§ Task to carry out: Copy the stretch of records from the line containing "Output 56 of" through the line containing "data-label: 700 bbox=[493, 244, 524, 267]", changing "Hombres" to "Men" and leaving everything else the same. Leave the pictures out.

§ Data for processing:
--------
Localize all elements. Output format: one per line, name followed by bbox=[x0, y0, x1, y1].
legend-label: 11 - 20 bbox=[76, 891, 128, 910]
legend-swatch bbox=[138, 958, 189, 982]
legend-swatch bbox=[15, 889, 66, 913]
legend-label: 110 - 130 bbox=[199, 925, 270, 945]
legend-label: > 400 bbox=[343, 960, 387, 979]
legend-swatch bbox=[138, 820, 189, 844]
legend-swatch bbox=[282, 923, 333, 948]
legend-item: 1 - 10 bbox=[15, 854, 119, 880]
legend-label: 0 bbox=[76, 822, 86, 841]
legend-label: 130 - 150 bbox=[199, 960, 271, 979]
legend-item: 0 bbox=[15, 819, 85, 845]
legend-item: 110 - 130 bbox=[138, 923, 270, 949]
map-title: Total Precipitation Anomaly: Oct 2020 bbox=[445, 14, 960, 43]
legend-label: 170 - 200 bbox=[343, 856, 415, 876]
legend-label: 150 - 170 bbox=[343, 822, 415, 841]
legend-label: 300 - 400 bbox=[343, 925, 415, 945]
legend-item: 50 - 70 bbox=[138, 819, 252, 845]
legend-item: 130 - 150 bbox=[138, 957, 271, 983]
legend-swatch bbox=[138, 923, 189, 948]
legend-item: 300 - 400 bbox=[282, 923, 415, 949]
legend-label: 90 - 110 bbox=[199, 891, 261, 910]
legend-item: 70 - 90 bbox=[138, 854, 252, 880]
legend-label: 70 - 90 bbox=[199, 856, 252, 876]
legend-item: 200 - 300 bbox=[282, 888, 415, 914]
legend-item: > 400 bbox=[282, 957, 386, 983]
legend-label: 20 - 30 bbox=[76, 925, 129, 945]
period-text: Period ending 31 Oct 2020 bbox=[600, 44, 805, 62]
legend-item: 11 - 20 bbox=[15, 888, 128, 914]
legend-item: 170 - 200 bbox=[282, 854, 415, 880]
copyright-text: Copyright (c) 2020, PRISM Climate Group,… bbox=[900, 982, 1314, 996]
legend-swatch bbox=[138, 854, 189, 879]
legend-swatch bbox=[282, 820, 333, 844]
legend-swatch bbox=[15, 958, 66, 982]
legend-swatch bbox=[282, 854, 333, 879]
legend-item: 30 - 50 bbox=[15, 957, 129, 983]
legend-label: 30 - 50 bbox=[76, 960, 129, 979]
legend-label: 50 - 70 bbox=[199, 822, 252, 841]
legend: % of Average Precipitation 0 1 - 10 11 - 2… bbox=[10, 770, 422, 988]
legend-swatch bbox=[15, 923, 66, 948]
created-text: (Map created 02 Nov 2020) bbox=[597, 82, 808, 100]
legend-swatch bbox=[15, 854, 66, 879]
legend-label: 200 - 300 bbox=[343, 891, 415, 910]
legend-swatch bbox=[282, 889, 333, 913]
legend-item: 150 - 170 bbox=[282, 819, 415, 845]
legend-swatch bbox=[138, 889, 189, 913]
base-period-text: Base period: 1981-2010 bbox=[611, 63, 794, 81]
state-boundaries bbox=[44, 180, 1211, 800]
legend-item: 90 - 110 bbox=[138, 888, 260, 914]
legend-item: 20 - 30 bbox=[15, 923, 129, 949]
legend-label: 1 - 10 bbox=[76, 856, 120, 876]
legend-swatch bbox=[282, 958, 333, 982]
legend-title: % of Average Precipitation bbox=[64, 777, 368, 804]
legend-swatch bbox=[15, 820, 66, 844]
--------
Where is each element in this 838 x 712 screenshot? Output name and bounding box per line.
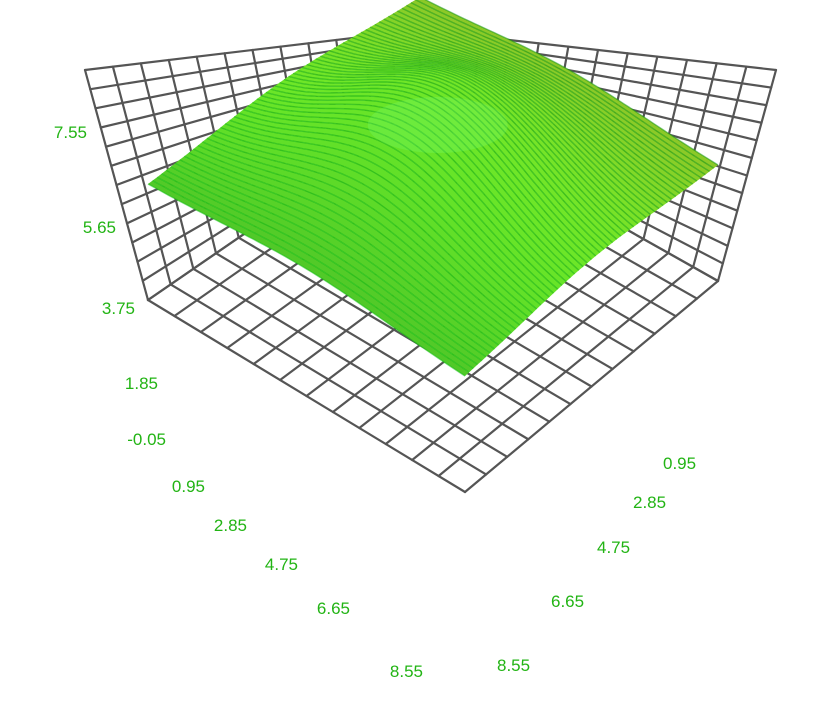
--------
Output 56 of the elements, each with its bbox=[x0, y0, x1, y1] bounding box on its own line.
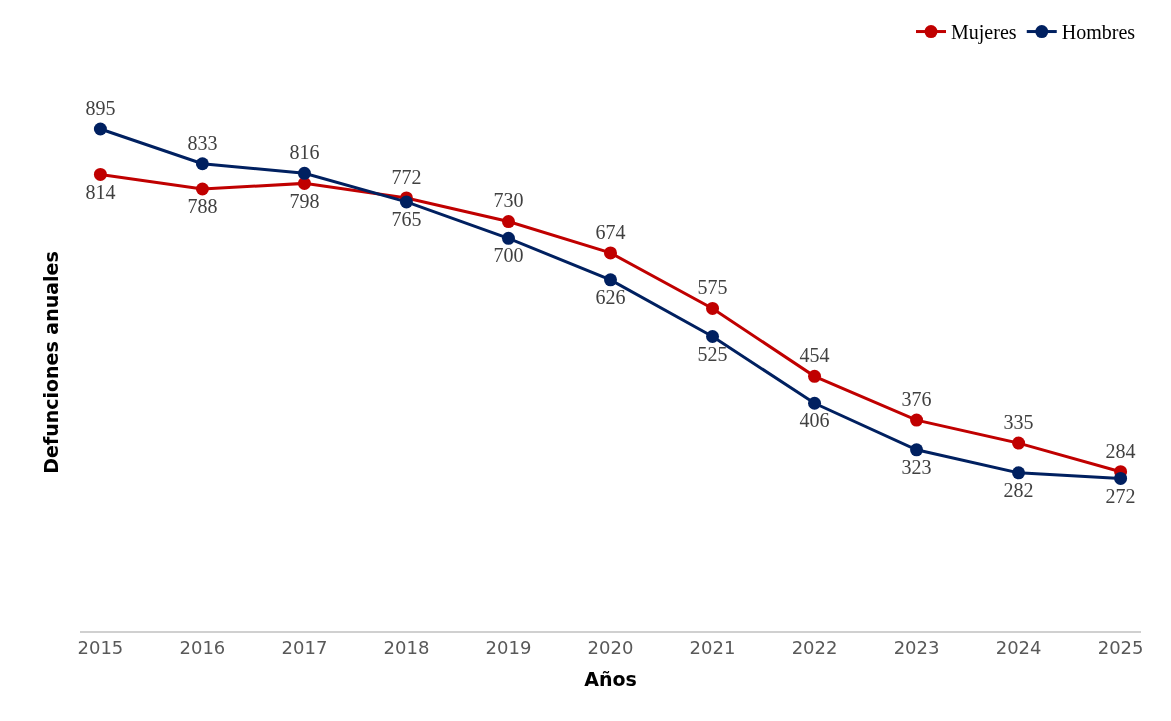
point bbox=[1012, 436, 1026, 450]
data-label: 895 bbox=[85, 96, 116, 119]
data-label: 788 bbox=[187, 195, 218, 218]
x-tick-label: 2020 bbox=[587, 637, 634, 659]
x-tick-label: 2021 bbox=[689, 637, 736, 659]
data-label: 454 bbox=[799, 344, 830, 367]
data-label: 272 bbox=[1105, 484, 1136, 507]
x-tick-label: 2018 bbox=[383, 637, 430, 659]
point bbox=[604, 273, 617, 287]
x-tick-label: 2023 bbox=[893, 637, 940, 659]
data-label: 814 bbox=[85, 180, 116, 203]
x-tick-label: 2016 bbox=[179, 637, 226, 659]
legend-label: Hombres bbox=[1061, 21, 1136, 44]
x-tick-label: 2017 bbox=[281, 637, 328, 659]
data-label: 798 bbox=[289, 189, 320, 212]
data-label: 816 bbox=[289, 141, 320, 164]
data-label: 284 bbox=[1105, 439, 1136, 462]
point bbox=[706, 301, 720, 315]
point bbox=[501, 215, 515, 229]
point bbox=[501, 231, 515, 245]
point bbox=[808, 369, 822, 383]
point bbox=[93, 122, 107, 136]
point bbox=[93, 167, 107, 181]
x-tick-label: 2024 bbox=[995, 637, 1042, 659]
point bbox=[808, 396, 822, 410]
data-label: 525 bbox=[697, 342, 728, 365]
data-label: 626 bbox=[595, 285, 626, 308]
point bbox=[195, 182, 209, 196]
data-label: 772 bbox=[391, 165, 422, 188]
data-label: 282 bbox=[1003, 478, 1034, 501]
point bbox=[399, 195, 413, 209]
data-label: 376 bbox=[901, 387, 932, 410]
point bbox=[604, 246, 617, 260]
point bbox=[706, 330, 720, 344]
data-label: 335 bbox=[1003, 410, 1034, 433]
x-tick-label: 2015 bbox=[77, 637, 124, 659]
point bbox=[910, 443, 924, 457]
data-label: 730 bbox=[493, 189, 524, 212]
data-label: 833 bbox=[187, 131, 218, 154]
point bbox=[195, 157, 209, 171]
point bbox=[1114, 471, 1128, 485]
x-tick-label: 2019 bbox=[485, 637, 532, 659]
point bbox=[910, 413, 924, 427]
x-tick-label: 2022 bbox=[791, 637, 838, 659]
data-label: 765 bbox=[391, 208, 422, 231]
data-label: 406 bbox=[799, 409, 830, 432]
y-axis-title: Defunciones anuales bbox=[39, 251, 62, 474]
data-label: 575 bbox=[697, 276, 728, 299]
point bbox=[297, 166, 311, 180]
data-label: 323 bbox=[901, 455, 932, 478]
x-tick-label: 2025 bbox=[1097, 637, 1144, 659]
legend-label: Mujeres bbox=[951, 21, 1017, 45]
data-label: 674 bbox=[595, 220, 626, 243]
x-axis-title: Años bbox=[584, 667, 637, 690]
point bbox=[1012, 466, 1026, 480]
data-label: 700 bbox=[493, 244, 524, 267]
--------
§ Response to this exercise:
Output 56 of the elements, each with its bbox=[x0, y0, x1, y1] bounding box on its own line.
point bbox=[1012, 436, 1026, 450]
data-label: 895 bbox=[85, 96, 116, 119]
data-label: 788 bbox=[187, 195, 218, 218]
x-tick-label: 2020 bbox=[587, 637, 634, 659]
x-tick-label: 2021 bbox=[689, 637, 736, 659]
data-label: 454 bbox=[799, 344, 830, 367]
data-label: 272 bbox=[1105, 484, 1136, 507]
x-tick-label: 2018 bbox=[383, 637, 430, 659]
point bbox=[604, 273, 617, 287]
x-tick-label: 2023 bbox=[893, 637, 940, 659]
data-label: 814 bbox=[85, 180, 116, 203]
x-tick-label: 2016 bbox=[179, 637, 226, 659]
legend-label: Men bbox=[1061, 21, 1136, 44]
x-tick-label: 2017 bbox=[281, 637, 328, 659]
data-label: 798 bbox=[289, 189, 320, 212]
data-label: 816 bbox=[289, 141, 320, 164]
data-label: 284 bbox=[1105, 439, 1136, 462]
point bbox=[706, 301, 720, 315]
point bbox=[501, 215, 515, 229]
point bbox=[501, 231, 515, 245]
point bbox=[808, 369, 822, 383]
point bbox=[93, 122, 107, 136]
point bbox=[93, 167, 107, 181]
x-tick-label: 2024 bbox=[995, 637, 1042, 659]
point bbox=[808, 396, 822, 410]
data-label: 525 bbox=[697, 342, 728, 365]
data-label: 626 bbox=[595, 285, 626, 308]
point bbox=[195, 182, 209, 196]
data-label: 772 bbox=[391, 165, 422, 188]
data-label: 282 bbox=[1003, 478, 1034, 501]
point bbox=[399, 195, 413, 209]
data-label: 376 bbox=[901, 387, 932, 410]
point bbox=[604, 246, 617, 260]
point bbox=[706, 330, 720, 344]
data-label: 335 bbox=[1003, 410, 1034, 433]
x-tick-label: 2015 bbox=[77, 637, 124, 659]
point bbox=[910, 443, 924, 457]
data-label: 730 bbox=[493, 189, 524, 212]
data-label: 833 bbox=[187, 131, 218, 154]
point bbox=[195, 157, 209, 171]
point bbox=[1114, 471, 1128, 485]
x-tick-label: 2019 bbox=[485, 637, 532, 659]
point bbox=[910, 413, 924, 427]
x-tick-label: 2022 bbox=[791, 637, 838, 659]
data-label: 765 bbox=[391, 208, 422, 231]
data-label: 406 bbox=[799, 409, 830, 432]
y-axis-title: Defunciones anuales bbox=[39, 251, 62, 474]
data-label: 575 bbox=[697, 276, 728, 299]
point bbox=[297, 166, 311, 180]
data-label: 323 bbox=[901, 455, 932, 478]
x-tick-label: 2025 bbox=[1097, 637, 1144, 659]
legend-label: Mujeres bbox=[951, 21, 1017, 45]
data-label: 674 bbox=[595, 220, 626, 243]
x-axis-title: Años bbox=[584, 667, 637, 690]
point bbox=[1012, 466, 1026, 480]
data-label: 700 bbox=[493, 244, 524, 267]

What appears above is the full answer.